**DIRECTIONS FOR THIS TASK**
Where a line in the listing contains the string "Payment", copy that line out.

----- INPUT DATA -----

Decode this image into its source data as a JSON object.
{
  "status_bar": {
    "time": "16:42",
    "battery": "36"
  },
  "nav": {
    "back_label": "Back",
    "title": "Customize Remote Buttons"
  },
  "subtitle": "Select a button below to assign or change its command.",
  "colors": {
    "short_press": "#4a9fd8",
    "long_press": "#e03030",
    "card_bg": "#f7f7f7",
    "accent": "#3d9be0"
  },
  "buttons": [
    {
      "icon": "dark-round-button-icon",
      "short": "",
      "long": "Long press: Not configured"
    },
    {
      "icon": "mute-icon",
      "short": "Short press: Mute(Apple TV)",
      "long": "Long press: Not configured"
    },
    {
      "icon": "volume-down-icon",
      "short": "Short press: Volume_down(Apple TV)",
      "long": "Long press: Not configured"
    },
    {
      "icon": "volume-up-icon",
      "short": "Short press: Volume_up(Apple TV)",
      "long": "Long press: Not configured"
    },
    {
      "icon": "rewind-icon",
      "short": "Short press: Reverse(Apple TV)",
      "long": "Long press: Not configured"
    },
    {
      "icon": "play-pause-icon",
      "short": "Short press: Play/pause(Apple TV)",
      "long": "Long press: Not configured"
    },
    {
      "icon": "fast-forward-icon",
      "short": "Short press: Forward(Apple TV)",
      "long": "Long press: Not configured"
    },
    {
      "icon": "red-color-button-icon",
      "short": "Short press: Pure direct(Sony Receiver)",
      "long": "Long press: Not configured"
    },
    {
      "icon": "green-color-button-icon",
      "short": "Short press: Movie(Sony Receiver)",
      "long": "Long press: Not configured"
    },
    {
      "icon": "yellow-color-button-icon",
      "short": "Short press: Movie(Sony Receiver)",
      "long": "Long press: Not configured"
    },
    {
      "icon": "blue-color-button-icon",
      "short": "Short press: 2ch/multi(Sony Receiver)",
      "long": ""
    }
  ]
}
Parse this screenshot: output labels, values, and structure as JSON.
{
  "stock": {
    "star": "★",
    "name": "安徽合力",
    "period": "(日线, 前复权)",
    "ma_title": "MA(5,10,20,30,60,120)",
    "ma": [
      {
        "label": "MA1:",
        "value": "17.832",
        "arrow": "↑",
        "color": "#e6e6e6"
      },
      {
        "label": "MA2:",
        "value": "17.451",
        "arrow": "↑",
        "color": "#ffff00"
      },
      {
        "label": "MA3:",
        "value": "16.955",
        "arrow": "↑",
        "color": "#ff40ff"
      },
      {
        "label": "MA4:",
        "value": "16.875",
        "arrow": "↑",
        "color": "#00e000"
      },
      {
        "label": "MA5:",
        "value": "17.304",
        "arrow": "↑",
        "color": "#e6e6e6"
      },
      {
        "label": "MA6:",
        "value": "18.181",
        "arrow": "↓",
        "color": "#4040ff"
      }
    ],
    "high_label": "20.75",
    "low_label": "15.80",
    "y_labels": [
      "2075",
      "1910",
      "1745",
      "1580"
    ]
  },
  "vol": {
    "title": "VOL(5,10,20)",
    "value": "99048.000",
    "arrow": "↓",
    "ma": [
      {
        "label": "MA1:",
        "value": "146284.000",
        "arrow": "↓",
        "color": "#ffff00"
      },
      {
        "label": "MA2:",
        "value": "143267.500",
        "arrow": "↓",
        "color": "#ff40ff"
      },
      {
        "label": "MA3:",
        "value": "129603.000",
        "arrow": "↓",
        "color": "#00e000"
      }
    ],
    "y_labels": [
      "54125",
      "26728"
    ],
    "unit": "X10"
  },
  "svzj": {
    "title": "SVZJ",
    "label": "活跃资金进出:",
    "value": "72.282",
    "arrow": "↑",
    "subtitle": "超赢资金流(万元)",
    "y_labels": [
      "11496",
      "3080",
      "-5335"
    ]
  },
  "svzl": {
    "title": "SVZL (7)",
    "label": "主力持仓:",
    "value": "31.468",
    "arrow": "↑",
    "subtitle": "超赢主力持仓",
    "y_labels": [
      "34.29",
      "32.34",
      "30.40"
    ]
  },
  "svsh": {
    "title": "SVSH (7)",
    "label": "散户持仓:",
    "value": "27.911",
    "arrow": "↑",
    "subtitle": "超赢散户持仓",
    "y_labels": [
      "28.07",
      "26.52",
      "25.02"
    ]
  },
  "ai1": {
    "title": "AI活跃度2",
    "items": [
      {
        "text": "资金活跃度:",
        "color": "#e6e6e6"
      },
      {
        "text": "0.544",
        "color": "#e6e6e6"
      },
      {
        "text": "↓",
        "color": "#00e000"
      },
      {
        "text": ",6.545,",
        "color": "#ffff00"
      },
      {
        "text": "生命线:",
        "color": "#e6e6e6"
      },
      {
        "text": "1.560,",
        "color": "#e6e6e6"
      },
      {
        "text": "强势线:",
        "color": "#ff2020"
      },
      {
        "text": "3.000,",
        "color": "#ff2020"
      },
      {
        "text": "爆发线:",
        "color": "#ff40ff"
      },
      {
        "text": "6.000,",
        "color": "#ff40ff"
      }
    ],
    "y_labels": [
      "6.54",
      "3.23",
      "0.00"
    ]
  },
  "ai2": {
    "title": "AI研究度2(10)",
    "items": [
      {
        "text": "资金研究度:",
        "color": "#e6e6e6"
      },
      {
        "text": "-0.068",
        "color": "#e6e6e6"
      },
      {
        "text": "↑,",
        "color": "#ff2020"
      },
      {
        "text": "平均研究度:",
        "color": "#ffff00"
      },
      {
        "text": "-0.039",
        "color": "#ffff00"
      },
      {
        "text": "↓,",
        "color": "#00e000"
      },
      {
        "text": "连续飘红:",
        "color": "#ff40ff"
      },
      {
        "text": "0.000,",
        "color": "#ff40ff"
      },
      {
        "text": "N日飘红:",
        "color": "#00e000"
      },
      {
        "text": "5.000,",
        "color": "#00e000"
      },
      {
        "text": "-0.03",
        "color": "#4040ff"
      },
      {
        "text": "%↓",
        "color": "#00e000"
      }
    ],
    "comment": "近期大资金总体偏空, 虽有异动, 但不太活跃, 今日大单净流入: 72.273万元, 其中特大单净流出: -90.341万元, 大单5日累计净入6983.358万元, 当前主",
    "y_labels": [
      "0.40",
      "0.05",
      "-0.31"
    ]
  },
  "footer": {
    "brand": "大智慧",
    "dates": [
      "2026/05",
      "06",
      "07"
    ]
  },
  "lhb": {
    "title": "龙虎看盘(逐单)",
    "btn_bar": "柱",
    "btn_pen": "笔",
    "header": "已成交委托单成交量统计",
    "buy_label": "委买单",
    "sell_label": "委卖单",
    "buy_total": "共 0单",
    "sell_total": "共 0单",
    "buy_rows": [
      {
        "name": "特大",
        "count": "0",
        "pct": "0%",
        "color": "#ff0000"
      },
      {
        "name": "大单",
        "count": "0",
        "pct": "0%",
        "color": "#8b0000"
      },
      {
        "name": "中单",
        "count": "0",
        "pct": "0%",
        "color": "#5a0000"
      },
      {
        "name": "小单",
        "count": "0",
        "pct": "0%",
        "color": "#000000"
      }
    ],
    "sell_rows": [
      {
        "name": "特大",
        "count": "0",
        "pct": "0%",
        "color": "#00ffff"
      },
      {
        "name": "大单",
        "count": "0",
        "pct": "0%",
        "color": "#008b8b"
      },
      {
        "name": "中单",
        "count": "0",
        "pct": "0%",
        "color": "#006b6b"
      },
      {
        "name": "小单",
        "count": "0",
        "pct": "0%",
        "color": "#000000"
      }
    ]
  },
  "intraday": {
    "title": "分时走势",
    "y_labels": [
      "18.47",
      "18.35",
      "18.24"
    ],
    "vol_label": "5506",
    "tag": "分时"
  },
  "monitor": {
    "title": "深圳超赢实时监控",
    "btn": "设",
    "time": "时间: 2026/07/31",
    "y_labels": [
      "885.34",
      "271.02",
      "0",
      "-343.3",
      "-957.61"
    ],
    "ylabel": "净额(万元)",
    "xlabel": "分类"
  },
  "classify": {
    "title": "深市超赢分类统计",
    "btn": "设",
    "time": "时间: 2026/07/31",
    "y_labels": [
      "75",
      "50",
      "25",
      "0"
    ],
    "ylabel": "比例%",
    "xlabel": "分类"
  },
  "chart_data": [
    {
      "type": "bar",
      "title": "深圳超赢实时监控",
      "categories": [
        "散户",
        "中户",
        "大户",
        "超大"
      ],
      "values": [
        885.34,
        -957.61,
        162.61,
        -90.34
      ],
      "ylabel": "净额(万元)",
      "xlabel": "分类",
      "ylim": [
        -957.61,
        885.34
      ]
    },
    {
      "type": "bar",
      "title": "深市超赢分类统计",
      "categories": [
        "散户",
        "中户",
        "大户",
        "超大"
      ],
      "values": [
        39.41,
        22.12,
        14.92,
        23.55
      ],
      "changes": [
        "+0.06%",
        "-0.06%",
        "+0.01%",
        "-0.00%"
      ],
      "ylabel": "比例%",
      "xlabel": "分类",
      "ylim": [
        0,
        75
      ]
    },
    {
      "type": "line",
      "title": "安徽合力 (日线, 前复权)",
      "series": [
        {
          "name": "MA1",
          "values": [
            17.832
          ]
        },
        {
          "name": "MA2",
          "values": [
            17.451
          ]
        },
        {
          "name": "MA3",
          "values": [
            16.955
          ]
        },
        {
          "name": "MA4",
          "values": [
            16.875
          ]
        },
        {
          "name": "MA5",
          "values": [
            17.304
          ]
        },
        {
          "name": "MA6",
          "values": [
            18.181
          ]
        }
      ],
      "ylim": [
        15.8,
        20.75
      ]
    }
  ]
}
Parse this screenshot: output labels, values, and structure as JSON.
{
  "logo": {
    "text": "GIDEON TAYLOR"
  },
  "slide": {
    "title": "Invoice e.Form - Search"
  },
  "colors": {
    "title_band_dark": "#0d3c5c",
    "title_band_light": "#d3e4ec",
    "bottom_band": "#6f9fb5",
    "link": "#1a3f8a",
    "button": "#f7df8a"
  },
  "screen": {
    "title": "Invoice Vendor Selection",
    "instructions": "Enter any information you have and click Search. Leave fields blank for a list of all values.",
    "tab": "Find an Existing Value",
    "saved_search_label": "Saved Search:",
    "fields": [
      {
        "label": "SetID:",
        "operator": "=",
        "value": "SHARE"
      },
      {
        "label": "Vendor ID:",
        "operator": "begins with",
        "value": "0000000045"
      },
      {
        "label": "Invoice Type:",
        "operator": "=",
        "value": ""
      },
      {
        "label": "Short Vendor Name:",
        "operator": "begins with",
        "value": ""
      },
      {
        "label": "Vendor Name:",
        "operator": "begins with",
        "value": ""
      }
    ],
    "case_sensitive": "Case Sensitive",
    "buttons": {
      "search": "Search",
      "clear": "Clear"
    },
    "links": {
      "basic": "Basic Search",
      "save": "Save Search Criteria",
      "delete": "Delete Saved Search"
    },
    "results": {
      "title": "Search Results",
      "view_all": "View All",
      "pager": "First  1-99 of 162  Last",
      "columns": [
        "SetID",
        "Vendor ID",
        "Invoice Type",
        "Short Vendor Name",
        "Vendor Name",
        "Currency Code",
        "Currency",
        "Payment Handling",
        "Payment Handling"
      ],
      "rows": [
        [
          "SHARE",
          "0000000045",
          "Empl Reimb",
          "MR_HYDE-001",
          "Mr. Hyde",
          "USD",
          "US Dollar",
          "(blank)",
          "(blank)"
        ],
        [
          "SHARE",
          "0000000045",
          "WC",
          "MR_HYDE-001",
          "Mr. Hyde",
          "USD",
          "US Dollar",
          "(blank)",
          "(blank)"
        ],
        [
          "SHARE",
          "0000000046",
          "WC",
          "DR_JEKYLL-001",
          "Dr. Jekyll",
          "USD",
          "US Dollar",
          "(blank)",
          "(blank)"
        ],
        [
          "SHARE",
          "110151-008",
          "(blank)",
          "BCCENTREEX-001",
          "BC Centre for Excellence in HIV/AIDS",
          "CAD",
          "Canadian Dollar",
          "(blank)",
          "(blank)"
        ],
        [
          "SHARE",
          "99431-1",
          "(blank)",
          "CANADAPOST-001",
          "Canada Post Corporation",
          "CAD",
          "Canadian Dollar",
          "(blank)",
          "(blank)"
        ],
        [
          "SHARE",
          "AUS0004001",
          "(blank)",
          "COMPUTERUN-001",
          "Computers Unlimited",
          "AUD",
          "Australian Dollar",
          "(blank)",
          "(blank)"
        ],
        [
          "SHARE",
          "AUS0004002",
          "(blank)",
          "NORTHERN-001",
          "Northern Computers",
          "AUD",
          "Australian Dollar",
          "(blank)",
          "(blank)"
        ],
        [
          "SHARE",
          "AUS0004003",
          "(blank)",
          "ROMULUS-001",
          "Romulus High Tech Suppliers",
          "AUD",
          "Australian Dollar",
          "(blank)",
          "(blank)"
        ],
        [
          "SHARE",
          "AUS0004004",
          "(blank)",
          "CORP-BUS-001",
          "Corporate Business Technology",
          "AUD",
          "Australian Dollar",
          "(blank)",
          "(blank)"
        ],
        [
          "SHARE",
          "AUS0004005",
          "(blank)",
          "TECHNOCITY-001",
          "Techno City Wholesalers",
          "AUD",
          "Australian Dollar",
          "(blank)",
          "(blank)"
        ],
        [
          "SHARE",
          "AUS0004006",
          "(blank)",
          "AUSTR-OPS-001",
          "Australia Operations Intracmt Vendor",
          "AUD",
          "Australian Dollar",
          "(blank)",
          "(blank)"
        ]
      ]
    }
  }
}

-----

**EXERCISE RESPONSE**
        "Payment Handling",
        "Payment Handling"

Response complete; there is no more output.